** WHAT IS ASKED **
Output the material below in full, exactly as it is.
----- DATA ROWS
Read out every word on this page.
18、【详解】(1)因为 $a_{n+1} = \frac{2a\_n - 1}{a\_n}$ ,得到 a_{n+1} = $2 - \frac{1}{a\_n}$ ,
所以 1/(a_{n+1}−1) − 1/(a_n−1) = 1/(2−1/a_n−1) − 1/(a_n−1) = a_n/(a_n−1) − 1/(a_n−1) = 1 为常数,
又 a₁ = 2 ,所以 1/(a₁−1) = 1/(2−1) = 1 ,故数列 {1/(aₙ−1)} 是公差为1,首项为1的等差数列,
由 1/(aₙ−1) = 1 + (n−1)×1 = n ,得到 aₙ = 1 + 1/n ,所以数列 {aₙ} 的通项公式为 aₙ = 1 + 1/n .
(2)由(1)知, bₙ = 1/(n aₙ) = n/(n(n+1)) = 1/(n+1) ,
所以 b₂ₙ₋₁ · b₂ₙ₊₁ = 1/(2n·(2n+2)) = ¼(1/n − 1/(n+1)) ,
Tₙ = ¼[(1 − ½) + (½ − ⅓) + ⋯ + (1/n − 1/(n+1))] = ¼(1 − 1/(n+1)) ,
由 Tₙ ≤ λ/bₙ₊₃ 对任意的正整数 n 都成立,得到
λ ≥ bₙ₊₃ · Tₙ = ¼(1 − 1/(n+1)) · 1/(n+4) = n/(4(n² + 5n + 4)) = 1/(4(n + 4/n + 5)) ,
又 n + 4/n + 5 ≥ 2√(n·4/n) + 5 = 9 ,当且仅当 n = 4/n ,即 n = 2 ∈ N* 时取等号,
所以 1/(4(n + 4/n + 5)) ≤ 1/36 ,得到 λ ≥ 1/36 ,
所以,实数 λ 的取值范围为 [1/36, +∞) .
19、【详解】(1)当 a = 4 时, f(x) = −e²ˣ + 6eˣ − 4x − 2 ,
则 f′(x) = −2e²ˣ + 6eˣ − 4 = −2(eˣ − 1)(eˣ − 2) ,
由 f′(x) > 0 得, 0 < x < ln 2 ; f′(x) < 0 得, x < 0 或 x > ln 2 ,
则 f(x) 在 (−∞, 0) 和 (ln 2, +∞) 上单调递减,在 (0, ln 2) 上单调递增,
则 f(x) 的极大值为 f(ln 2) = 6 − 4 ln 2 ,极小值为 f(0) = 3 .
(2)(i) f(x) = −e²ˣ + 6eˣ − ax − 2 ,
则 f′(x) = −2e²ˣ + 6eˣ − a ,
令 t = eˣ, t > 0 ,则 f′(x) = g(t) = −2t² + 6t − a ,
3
----------
** REPLY **
Read out every word on this page.
18、【详解】(1)因为 $a_{n+1} = \frac{2a\_n - 1}{a\_n}$ ,得到 a_{n+1} = $2 - \frac{1}{a\_n}$ ,
所以 1/(a_{n+1}−1) − 1/(a_n−1) = 1/(2−1/a_n−1) − 1/(a_n−1) = a_n/(a_n−1) − 1/(a_n−1) = 1 为常数,
又 a₁ = 2 ,所以 1/(a₁−1) = 1/(2−1) = 1 ,故数列 {1/(aₙ−1)} 是公差为1,首项为1的等差数列,
由 1/(aₙ−1) = 1 + (n−1)×1 = n ,得到 aₙ = 1 + 1/n ,所以数列 {aₙ} 的通项公式为 aₙ = 1 + 1/n .
(2)由(1)知, bₙ = 1/(n aₙ) = n/(n(n+1)) = 1/(n+1) ,
所以 b₂ₙ₋₁ · b₂ₙ₊₁ = 1/(2n·(2n+2)) = ¼(1/n − 1/(n+1)) ,
Tₙ = ¼[(1 − ½) + (½ − ⅓) + ⋯ + (1/n − 1/(n+1))] = ¼(1 − 1/(n+1)) ,
由 Tₙ ≤ λ/bₙ₊₃ 对任意的正整数 n 都成立,得到
λ ≥ bₙ₊₃ · Tₙ = ¼(1 − 1/(n+1)) · 1/(n+4) = n/(4(n² + 5n + 4)) = 1/(4(n + 4/n + 5)) ,
又 n + 4/n + 5 ≥ 2√(n·4/n) + 5 = 9 ,当且仅当 n = 4/n ,即 n = 2 ∈ N* 时取等号,
所以 1/(4(n + 4/n + 5)) ≤ 1/36 ,得到 λ ≥ 1/36 ,
所以,实数 λ 的取值范围为 [1/36, +∞) .
19、【详解】(1)当 a = 4 时, f(x) = −e²ˣ + 6eˣ − 4x − 2 ,
则 f′(x) = −2e²ˣ + 6eˣ − 4 = −2(eˣ − 1)(eˣ − 2) ,
由 f′(x) > 0 得, 0 < x < ln 2 ; f′(x) < 0 得, x < 0 或 x > ln 2 ,
则 f(x) 在 (−∞, 0) 和 (ln 2, +∞) 上单调递减,在 (0, ln 2) 上单调递增,
则 f(x) 的极大值为 f(ln 2) = 6 − 4 ln 2 ,极小值为 f(0) = 3 .
(2)(i) f(x) = −e²ˣ + 6eˣ − ax − 2 ,
则 f′(x) = −2e²ˣ + 6eˣ − a ,
令 t = eˣ, t > 0 ,则 f′(x) = g(t) = −2t² + 6t − a ,
3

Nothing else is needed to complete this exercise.